_Description of the task_: List every line of the data below that contains the string "elements", matching case exactly.

(Some data)
........

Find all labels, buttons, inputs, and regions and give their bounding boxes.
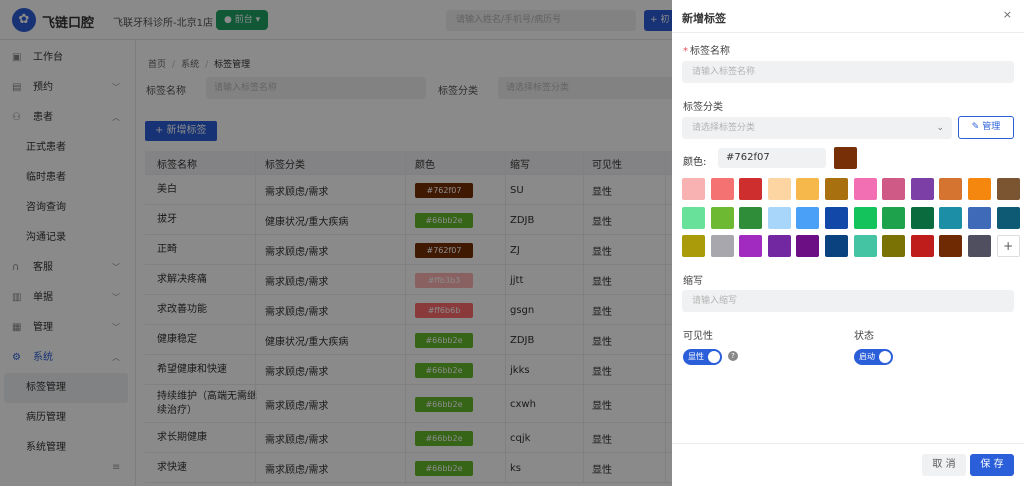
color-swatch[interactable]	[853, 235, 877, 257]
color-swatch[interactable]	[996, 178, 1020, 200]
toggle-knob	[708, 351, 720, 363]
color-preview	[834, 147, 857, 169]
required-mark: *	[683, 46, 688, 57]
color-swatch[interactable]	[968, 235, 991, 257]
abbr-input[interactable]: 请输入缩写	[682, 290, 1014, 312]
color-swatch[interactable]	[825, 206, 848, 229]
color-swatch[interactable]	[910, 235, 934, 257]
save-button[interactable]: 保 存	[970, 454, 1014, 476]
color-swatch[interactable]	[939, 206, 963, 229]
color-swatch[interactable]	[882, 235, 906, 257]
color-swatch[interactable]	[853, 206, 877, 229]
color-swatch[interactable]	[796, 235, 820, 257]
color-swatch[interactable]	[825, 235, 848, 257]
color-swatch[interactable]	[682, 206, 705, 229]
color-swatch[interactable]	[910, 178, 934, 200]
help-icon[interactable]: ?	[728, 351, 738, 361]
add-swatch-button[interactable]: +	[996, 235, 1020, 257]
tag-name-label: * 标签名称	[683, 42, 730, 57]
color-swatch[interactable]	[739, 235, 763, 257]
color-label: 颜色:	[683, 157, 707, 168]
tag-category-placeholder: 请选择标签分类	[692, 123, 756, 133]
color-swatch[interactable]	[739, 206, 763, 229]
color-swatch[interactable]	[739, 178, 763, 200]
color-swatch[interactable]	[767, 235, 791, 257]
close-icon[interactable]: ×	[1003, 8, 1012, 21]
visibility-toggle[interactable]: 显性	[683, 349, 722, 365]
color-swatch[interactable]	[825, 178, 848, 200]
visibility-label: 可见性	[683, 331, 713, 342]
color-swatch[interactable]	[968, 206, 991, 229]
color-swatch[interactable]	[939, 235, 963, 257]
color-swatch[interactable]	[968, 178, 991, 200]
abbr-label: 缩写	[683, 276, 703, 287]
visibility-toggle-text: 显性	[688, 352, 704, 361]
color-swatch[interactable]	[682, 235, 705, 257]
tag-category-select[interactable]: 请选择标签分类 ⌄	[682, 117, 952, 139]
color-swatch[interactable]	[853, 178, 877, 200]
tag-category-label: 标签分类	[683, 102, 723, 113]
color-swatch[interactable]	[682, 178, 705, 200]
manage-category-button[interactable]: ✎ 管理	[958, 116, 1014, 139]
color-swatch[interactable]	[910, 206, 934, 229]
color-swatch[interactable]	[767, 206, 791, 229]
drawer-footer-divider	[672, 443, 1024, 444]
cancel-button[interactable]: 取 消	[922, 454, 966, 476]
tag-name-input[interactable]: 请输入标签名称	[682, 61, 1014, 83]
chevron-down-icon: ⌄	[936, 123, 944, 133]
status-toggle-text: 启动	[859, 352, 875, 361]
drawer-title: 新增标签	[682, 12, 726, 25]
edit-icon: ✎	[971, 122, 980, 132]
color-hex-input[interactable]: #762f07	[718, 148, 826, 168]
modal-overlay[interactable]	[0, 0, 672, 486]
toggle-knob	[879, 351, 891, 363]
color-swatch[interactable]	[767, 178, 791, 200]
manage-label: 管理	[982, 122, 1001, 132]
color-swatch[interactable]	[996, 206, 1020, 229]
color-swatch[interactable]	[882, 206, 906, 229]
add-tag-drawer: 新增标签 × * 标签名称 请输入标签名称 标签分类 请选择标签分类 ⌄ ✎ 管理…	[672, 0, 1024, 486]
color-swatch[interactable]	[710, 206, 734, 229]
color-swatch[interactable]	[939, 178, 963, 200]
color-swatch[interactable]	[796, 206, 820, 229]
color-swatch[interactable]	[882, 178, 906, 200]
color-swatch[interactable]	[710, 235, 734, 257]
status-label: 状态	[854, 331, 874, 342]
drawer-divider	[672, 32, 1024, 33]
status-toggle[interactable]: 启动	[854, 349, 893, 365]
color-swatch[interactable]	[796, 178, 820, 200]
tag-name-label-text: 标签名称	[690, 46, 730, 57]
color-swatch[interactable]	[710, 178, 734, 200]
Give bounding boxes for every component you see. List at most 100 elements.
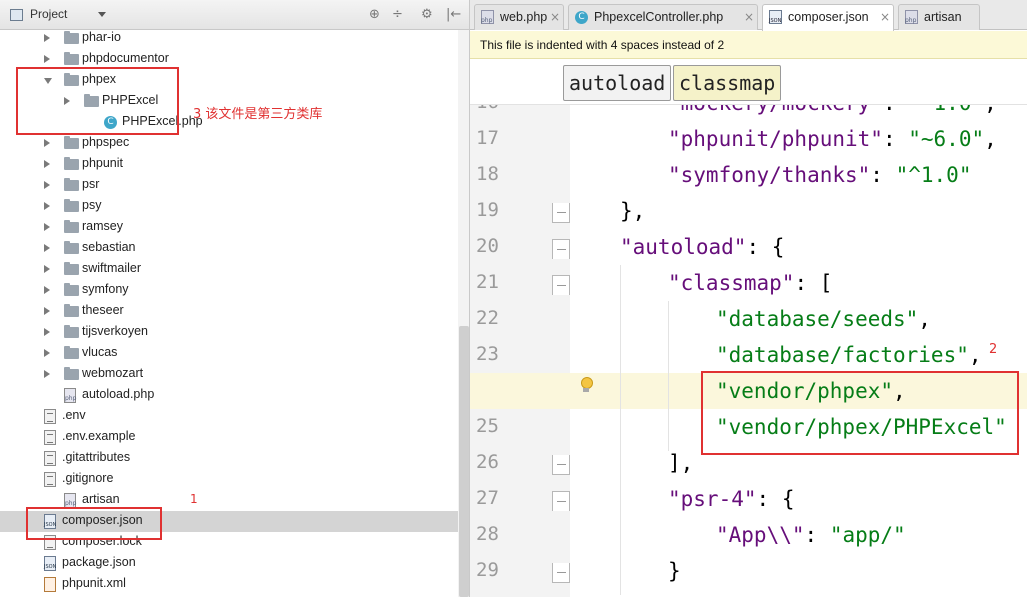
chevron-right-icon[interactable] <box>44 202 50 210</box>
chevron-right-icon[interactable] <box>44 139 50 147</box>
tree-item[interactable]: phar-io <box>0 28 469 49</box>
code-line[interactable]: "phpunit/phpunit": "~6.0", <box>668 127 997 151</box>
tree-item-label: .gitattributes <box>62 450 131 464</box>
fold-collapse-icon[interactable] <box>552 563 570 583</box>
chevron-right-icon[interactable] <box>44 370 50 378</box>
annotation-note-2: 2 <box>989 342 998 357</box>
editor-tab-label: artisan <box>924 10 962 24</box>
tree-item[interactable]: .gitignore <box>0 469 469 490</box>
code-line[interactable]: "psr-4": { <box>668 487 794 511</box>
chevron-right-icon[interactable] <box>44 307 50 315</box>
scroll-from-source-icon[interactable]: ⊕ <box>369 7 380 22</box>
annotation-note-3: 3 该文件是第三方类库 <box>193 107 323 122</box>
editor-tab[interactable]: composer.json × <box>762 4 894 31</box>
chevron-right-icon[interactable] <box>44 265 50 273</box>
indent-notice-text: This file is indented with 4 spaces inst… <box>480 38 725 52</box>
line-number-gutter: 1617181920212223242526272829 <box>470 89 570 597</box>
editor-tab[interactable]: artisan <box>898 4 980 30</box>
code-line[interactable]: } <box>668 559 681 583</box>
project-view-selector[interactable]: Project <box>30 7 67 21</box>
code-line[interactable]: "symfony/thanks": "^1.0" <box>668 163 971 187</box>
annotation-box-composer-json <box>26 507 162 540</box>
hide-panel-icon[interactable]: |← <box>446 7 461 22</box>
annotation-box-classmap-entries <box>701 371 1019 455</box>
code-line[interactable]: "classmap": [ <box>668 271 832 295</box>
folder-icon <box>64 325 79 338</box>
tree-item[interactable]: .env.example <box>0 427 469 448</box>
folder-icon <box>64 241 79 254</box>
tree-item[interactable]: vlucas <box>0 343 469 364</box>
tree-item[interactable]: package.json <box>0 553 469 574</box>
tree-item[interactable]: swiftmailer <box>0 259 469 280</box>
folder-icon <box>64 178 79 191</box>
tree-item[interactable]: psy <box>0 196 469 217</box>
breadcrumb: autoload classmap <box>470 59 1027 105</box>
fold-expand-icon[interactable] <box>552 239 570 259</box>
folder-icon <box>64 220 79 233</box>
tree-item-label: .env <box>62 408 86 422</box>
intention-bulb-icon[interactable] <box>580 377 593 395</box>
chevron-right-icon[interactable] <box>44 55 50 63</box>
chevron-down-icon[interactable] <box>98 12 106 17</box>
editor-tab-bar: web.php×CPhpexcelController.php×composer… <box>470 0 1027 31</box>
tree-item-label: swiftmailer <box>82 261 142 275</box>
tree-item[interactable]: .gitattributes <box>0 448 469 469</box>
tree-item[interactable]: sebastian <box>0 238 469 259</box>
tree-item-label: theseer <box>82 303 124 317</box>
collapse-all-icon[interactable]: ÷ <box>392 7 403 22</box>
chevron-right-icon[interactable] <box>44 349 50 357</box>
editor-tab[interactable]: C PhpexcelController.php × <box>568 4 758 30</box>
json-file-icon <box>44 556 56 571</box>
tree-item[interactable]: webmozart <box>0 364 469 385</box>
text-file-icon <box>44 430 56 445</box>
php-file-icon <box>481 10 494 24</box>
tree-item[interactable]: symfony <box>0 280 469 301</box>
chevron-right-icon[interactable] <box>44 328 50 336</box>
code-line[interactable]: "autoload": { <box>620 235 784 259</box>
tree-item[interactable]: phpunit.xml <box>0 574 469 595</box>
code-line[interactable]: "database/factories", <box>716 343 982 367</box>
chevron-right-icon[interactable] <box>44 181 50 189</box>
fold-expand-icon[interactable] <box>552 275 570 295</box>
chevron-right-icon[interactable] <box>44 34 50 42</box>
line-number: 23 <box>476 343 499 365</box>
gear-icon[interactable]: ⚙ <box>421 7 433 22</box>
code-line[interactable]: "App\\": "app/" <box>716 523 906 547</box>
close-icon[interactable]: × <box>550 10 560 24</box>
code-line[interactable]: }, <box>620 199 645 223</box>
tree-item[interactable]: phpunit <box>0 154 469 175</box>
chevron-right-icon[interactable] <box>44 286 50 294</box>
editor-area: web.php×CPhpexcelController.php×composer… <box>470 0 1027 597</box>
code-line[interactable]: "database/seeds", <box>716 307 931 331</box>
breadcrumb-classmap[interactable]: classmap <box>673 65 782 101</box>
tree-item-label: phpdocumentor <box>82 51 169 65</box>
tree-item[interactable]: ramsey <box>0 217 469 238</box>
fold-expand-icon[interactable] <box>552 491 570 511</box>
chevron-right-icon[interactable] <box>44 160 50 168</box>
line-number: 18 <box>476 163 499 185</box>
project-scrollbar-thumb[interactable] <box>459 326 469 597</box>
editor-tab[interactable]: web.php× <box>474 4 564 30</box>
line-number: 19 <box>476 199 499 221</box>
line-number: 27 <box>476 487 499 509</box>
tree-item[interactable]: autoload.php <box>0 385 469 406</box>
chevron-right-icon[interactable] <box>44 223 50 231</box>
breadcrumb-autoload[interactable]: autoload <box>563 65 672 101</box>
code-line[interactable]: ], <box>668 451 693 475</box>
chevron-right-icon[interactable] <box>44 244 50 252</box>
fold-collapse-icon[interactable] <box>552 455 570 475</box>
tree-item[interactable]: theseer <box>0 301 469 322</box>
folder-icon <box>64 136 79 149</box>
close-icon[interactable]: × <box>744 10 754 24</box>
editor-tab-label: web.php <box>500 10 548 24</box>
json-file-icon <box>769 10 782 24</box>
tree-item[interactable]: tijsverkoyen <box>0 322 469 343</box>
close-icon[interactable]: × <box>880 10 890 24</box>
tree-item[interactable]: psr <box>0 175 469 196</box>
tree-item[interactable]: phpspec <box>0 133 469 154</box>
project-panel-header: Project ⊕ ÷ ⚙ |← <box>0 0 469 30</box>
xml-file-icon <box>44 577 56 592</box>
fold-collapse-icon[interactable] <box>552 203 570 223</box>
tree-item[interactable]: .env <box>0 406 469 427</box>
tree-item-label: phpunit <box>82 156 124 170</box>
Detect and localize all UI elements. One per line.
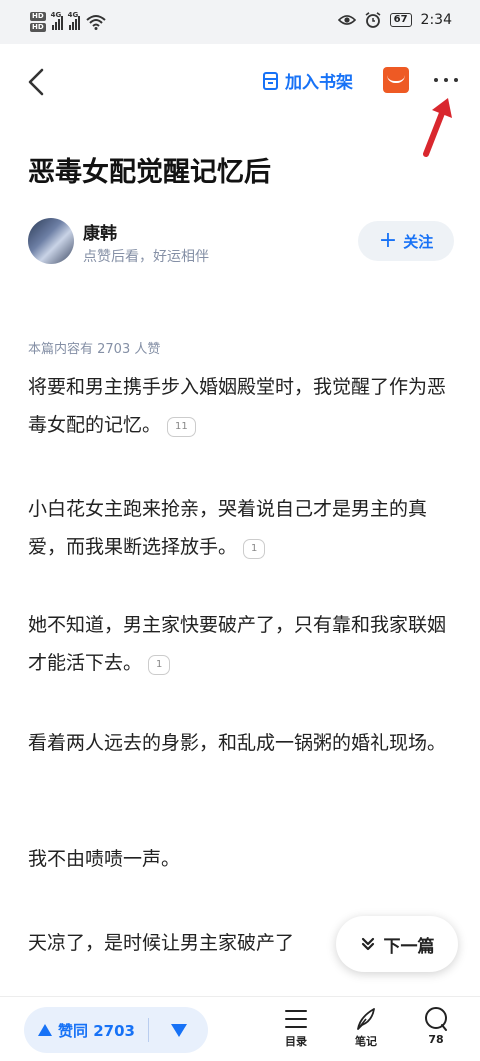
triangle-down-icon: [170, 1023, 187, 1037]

........

_Expected output_:
Give bounding boxes for every component you see. List at most 100 elements.
Detect and localize all UI elements. One per line.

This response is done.